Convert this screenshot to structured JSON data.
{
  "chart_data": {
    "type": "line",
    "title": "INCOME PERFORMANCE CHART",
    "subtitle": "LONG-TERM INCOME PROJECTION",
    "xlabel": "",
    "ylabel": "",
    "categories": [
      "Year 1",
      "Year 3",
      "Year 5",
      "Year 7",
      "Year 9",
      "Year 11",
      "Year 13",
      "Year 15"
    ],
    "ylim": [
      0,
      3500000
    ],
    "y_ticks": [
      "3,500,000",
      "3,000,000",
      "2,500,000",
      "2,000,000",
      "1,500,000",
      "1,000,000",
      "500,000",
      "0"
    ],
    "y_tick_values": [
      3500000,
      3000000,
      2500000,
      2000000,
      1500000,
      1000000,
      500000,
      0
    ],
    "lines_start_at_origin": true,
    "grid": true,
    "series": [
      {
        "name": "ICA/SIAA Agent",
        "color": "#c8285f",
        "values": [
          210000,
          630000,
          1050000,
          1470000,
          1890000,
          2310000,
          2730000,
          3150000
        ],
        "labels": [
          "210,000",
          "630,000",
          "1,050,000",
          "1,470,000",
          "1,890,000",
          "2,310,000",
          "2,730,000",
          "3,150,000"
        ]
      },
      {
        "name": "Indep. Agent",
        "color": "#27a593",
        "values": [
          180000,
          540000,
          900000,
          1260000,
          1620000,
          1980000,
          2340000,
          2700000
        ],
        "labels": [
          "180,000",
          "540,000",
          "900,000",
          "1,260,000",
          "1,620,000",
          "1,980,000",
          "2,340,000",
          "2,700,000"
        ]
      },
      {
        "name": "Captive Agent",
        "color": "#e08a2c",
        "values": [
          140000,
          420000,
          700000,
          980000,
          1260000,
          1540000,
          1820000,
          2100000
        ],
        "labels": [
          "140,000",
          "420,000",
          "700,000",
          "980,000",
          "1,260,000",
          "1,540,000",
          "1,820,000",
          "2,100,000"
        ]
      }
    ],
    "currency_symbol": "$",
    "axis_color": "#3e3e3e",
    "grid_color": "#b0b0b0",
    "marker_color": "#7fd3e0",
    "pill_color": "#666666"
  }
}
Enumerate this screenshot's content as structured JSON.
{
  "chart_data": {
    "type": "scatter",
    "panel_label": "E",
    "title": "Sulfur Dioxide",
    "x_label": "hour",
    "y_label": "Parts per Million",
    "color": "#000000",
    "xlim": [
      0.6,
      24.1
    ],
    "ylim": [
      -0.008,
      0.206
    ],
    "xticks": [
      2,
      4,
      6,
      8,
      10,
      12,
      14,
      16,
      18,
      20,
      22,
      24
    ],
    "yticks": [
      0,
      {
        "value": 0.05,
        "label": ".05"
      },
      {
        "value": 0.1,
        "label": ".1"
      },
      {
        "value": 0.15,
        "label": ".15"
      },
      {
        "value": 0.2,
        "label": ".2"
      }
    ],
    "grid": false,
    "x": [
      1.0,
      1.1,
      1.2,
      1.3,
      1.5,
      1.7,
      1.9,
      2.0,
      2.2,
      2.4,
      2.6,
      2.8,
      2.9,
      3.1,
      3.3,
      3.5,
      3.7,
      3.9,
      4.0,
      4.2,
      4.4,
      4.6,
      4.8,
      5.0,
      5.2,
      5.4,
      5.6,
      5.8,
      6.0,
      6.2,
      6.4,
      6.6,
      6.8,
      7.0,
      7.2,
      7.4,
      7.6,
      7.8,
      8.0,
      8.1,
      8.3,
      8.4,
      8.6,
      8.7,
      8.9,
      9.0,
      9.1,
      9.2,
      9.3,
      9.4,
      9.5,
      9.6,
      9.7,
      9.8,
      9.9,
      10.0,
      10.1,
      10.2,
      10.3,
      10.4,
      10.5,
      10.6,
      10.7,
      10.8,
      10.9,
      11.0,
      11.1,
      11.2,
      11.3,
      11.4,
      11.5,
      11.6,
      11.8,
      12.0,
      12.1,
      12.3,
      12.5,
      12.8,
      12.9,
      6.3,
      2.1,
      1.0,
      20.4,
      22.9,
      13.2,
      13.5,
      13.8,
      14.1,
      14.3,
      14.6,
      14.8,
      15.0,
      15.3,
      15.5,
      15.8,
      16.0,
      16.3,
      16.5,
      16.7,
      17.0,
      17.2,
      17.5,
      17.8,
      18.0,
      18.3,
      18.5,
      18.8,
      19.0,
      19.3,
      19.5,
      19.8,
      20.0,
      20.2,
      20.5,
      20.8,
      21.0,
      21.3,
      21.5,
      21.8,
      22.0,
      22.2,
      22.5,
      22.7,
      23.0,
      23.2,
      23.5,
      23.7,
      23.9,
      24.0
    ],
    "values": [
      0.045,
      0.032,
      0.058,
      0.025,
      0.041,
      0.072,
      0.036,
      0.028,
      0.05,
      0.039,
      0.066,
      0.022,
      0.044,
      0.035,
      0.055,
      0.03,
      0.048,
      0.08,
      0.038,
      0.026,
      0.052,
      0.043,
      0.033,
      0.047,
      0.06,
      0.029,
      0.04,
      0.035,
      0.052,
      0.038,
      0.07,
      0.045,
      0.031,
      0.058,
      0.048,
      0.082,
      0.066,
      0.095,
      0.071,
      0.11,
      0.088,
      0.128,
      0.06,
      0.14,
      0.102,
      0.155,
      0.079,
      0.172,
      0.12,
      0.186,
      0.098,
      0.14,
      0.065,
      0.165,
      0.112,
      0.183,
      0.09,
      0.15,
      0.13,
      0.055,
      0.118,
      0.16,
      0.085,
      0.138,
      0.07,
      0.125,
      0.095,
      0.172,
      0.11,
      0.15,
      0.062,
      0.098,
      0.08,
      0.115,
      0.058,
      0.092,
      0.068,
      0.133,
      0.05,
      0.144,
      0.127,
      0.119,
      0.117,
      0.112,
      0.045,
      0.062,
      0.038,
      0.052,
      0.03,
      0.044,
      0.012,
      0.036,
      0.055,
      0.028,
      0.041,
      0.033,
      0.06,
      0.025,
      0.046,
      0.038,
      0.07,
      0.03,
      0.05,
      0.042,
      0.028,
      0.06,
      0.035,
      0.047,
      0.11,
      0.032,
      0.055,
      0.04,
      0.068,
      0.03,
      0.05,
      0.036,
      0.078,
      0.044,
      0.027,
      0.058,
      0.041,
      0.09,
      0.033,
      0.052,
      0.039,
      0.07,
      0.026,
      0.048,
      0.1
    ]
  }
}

--*--

■ Objective
Above are the records; copy every line in them that holds the word "INCOME".

■ Answer to this problem
    "title": "INCOME PERFORMANCE CHART",
    "subtitle": "LONG-TERM INCOME PROJECTION",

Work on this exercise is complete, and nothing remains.